#### Texte à lire

Troisième tome de la série de livres historique sur la Première Guerre mondiale signés Jean-Yves Le Naour, 1916 est sous-titré “L’enfer“. Ce qui pose la question suivante: en quoi cette année serait encore plus infernale que les invraisemblables boucheries de 1914 et 1915? La réponse tient en deux noms de lieu: Verdun et la Somme.
Car 1916, c’est l’année de ces deux offensives majeures, l’une allemande et l’autre franco-britannique, qui se répondraient presque si elles n’avaient pas été décidées en parallèle. Ce sont deux batailles de longue haleine – presque une année pour Verdun, plusieurs mois pour la Somme – qui vont devenir des symboles pour la France et la Grande-Bretagne.
Par “symbole”, il faut comprendre “déchaînement de violence et de morts pour un résultat final nul”. Ce sont deux batailles qui sont construites sur le même modèle, celui de la “guerre de matériel”, où l’attaquant s’efforce de mettre en place un maximum de canons et d’envoyer un véritable déluge de feu sur son adversaire. Les chiffres font peur: douze tonnes d’obus par mètre carré; ce qui fait encore plus peur, c’est que des soldats ont survécu à un tel traitement.

########
#### Données

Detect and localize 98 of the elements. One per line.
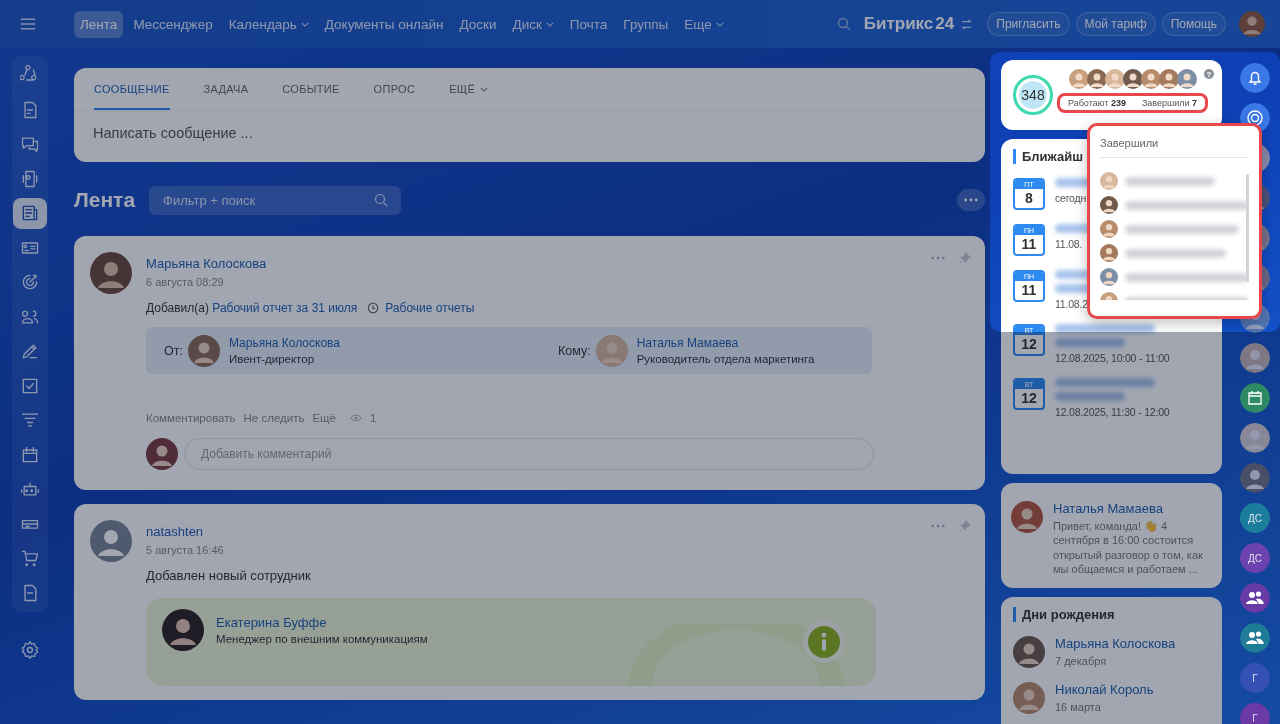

########

** Consignes **
1) Résumez en deux phrases au plus le paragraphe du texte sur l'année 1916 qui commence par « Car 1916, c'est l'année », en conservant ses faits essentiels.
2) Reproduisez sans rien changer tout ce qui va de « Car 1916, c’est » jusqu'à « et la Grande-Bretagne. » dans le texte sur l'année 1916.
3) Prolongez le texte sur l'année 1916 à partir de sa dernière phrase.

** Corrigé **
1) En 1916 se déroulent deux grandes offensives décidées en parallèle, l'une allemande, l'autre franco-britannique. Ces batailles de longue durée (près d'un an pour Verdun, plusieurs mois pour la Somme) deviennent des symboles pour la France et la Grande-Bretagne.

2)
Car 1916, c’est l’année de ces deux offensives majeures, l’une allemande et l’autre franco-britannique, qui se répondraient presque si elles n’avaient pas été décidées en parallèle. Ce sont deux batailles de longue haleine – presque une année pour Verdun, plusieurs mois pour la Somme – qui vont devenir des symboles pour la France et la Grande-Bretagne.

3)
L’auteur pointe l’incurie du haut-commandement français, qui ne s’intéresse que très tardivement aux préparatifs allemands autour de Verdun; l’attaque a été repoussée pour cause de mauvais temps, ce qui est heureux. De même, les Franco-britanniques croient dur comme fer qu’ils bénéficieront de l’effet de surprise sur la Somme alors que les Allemands ont repéré leurs concentrations de troupe et de matériel depuis des semaines.
1916, c’est aussi l’année où la Russie s’enfonce dans le chaos politique mais, paradoxalement, relève la tête sur le champ de bataille. Ces résultats auront une conséquence malheureuse pour la Roumanie, qui rejoint le camp de l’Entente – France et Grande-Bretagne – pour se retrouver prise en tenaille entre la Bulgarie et l’Autriche-Hongrie.
Obnubilés par le front français et sérieusement échaudés par leurs précédents échecs dans les Balkans, les Franco-britanniques n’en ont cure. Ils considèrent les nations du sud-est de l’Europe comme quantité négligeable, comme le montrent les promesses improbables faites aux Roumains et les ahurissantes manœuvres militaro-diplomatiques contre la Grèce, qui est au bord de la guerre civile.
Au niveau politique, c’est également l’année où le gouvernement français se décide enfin à lâcher Joffre. La Somme est l’offensive de trop, qui plus est elle fâche les Britanniques, et la défense de Verdun a mis en lumière des nouvelles têtes qui pourraient très bien remplacer celle du généralissime, tout en étant plus conciliantes avec le gouvernement. Mais même là, ça ne se fait pas sans heurts.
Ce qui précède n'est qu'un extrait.